Instructions for the task:
Copy every line of the listing exactly.

Start Data section

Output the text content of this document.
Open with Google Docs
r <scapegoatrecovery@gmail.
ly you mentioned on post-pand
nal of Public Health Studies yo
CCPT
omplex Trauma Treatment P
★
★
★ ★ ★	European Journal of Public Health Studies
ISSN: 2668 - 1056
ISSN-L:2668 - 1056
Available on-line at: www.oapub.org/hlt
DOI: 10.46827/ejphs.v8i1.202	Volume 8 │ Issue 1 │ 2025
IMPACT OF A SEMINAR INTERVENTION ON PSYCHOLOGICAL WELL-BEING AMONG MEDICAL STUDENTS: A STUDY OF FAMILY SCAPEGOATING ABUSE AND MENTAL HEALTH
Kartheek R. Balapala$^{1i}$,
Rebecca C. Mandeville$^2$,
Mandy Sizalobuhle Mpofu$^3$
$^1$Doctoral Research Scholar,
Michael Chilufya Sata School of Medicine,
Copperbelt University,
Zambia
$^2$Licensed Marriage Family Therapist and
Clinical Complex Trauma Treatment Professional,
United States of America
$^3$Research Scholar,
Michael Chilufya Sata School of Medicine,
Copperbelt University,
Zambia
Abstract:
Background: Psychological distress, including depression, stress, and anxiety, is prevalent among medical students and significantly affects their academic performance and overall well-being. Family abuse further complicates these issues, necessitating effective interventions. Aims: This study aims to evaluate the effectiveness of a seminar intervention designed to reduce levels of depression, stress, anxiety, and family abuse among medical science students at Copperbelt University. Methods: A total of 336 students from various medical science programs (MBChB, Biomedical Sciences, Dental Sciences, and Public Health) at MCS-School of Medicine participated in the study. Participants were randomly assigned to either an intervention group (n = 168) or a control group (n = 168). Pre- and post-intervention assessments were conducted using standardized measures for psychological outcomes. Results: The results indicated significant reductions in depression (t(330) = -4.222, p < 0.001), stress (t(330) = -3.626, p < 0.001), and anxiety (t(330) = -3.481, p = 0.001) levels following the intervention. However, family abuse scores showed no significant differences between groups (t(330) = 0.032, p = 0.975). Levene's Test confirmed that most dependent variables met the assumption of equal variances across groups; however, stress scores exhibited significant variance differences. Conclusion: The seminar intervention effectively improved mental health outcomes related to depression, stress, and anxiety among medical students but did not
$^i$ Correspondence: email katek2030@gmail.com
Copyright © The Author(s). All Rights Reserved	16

End Data section

The result:
Output the text content of this document.
Open with Google Docs
r <scapegoatrecovery@gmail.
ly you mentioned on post-pand
nal of Public Health Studies yo
CCPT
omplex Trauma Treatment P
★
★
★ ★ ★	European Journal of Public Health Studies
ISSN: 2668 - 1056
ISSN-L:2668 - 1056
Available on-line at: www.oapub.org/hlt
DOI: 10.46827/ejphs.v8i1.202	Volume 8 │ Issue 1 │ 2025
IMPACT OF A SEMINAR INTERVENTION ON PSYCHOLOGICAL WELL-BEING AMONG MEDICAL STUDENTS: A STUDY OF FAMILY SCAPEGOATING ABUSE AND MENTAL HEALTH
Kartheek R. Balapala$^{1i}$,
Rebecca C. Mandeville$^2$,
Mandy Sizalobuhle Mpofu$^3$
$^1$Doctoral Research Scholar,
Michael Chilufya Sata School of Medicine,
Copperbelt University,
Zambia
$^2$Licensed Marriage Family Therapist and
Clinical Complex Trauma Treatment Professional,
United States of America
$^3$Research Scholar,
Michael Chilufya Sata School of Medicine,
Copperbelt University,
Zambia
Abstract:
Background: Psychological distress, including depression, stress, and anxiety, is prevalent among medical students and significantly affects their academic performance and overall well-being. Family abuse further complicates these issues, necessitating effective interventions. Aims: This study aims to evaluate the effectiveness of a seminar intervention designed to reduce levels of depression, stress, anxiety, and family abuse among medical science students at Copperbelt University. Methods: A total of 336 students from various medical science programs (MBChB, Biomedical Sciences, Dental Sciences, and Public Health) at MCS-School of Medicine participated in the study. Participants were randomly assigned to either an intervention group (n = 168) or a control group (n = 168). Pre- and post-intervention assessments were conducted using standardized measures for psychological outcomes. Results: The results indicated significant reductions in depression (t(330) = -4.222, p < 0.001), stress (t(330) = -3.626, p < 0.001), and anxiety (t(330) = -3.481, p = 0.001) levels following the intervention. However, family abuse scores showed no significant differences between groups (t(330) = 0.032, p = 0.975). Levene's Test confirmed that most dependent variables met the assumption of equal variances across groups; however, stress scores exhibited significant variance differences. Conclusion: The seminar intervention effectively improved mental health outcomes related to depression, stress, and anxiety among medical students but did not
$^i$ Correspondence: email katek2030@gmail.com
Copyright © The Author(s). All Rights Reserved	16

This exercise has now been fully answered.